## STATED TASK
What follows is a set of records; restate each one word for word and drop the pictures.

───── PROVIDED MATERIAL ─────

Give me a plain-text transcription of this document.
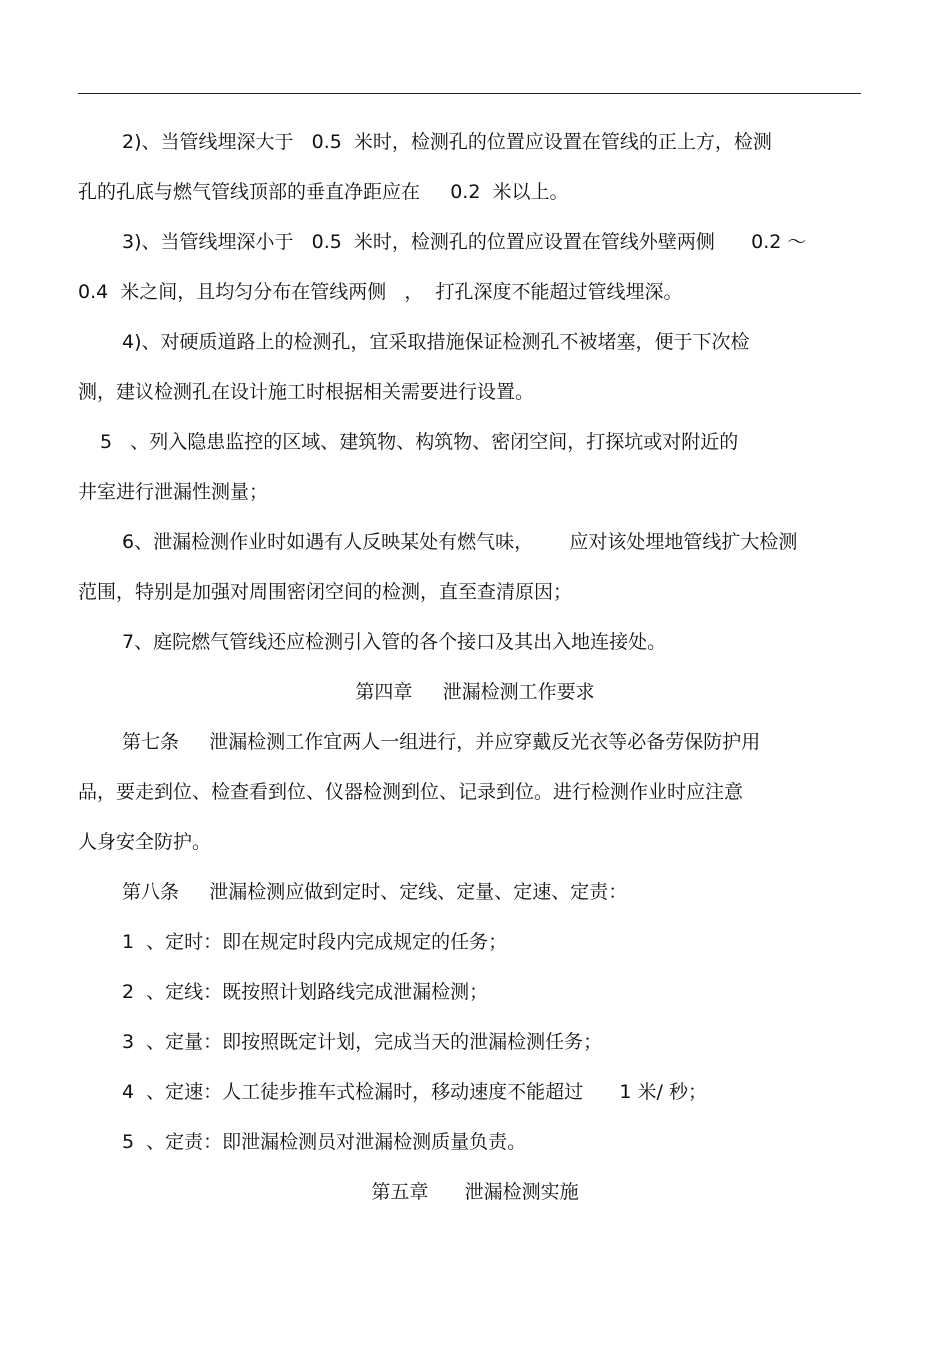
2)、当管线埋深大于   0.5  米时，检测孔的位置应设置在管线的正上方，检测
孔的孔底与燃气管线顶部的垂直净距应在     0.2  米以上。
3)、当管线埋深小于   0.5  米时，检测孔的位置应设置在管线外壁两侧      0.2 ～
0.4  米之间，且均匀分布在管线两侧   ，  打孔深度不能超过管线埋深。
4)、对硬质道路上的检测孔，宜采取措施保证检测孔不被堵塞，便于下次检
测，建议检测孔在设计施工时根据相关需要进行设置。
5   、列入隐患监控的区域、建筑物、构筑物、密闭空间，打探坑或对附近的
井室进行泄漏性测量；
6、泄漏检测作业时如遇有人反映某处有燃气味，      应对该处埋地管线扩大检测
范围，特别是加强对周围密闭空间的检测，直至查清原因；
7、庭院燃气管线还应检测引入管的各个接口及其出入地连接处。
第四章     泄漏检测工作要求
第七条     泄漏检测工作宜两人一组进行，并应穿戴反光衣等必备劳保防护用
品，要走到位、检查看到位、仪器检测到位、记录到位。进行检测作业时应注意
人身安全防护。
第八条     泄漏检测应做到定时、定线、定量、定速、定责：
1  、定时：即在规定时段内完成规定的任务；
2  、定线：既按照计划路线完成泄漏检测；
3  、定量：即按照既定计划，完成当天的泄漏检测任务；
4  、定速：人工徒步推车式检漏时，移动速度不能超过      1 米/ 秒；
5  、定责：即泄漏检测员对泄漏检测质量负责。
第五章      泄漏检测实施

─────

## PROBLEM SOLUTION
Give me a plain-text transcription of this document.
2)、当管线埋深大于   0.5  米时，检测孔的位置应设置在管线的正上方，检测
孔的孔底与燃气管线顶部的垂直净距应在     0.2  米以上。
3)、当管线埋深小于   0.5  米时，检测孔的位置应设置在管线外壁两侧      0.2 ～
0.4  米之间，且均匀分布在管线两侧   ，  打孔深度不能超过管线埋深。
4)、对硬质道路上的检测孔，宜采取措施保证检测孔不被堵塞，便于下次检
测，建议检测孔在设计施工时根据相关需要进行设置。
5   、列入隐患监控的区域、建筑物、构筑物、密闭空间，打探坑或对附近的
井室进行泄漏性测量；
6、泄漏检测作业时如遇有人反映某处有燃气味，      应对该处埋地管线扩大检测
范围，特别是加强对周围密闭空间的检测，直至查清原因；
7、庭院燃气管线还应检测引入管的各个接口及其出入地连接处。
第四章     泄漏检测工作要求
第七条     泄漏检测工作宜两人一组进行，并应穿戴反光衣等必备劳保防护用
品，要走到位、检查看到位、仪器检测到位、记录到位。进行检测作业时应注意
人身安全防护。
第八条     泄漏检测应做到定时、定线、定量、定速、定责：
1  、定时：即在规定时段内完成规定的任务；
2  、定线：既按照计划路线完成泄漏检测；
3  、定量：即按照既定计划，完成当天的泄漏检测任务；
4  、定速：人工徒步推车式检漏时，移动速度不能超过      1 米/ 秒；
5  、定责：即泄漏检测员对泄漏检测质量负责。
第五章      泄漏检测实施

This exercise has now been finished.